=== RECORDS TO PROCESS ===

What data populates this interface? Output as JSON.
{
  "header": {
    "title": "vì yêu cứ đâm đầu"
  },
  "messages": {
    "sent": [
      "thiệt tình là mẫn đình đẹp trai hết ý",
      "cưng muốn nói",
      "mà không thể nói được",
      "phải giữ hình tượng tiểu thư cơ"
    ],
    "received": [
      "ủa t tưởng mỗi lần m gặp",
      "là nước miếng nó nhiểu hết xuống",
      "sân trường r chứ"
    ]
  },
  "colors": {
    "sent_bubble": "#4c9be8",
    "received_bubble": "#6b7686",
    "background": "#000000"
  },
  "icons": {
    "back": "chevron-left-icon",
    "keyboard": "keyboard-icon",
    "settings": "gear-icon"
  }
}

===

* WORK TO COMPLETE
Emit the full listing verbatim.

* OUTPUT FOR THIS TASK
What data populates this interface? Output as JSON.
{
  "header": {
    "title": "vì yêu cứ đâm đầu"
  },
  "messages": {
    "sent": [
      "thiệt tình là mẫn đình đẹp trai hết ý",
      "cưng muốn nói",
      "mà không thể nói được",
      "phải giữ hình tượng tiểu thư cơ"
    ],
    "received": [
      "ủa t tưởng mỗi lần m gặp",
      "là nước miếng nó nhiểu hết xuống",
      "sân trường r chứ"
    ]
  },
  "colors": {
    "sent_bubble": "#4c9be8",
    "received_bubble": "#6b7686",
    "background": "#000000"
  },
  "icons": {
    "back": "chevron-left-icon",
    "keyboard": "keyboard-icon",
    "settings": "gear-icon"
  }
}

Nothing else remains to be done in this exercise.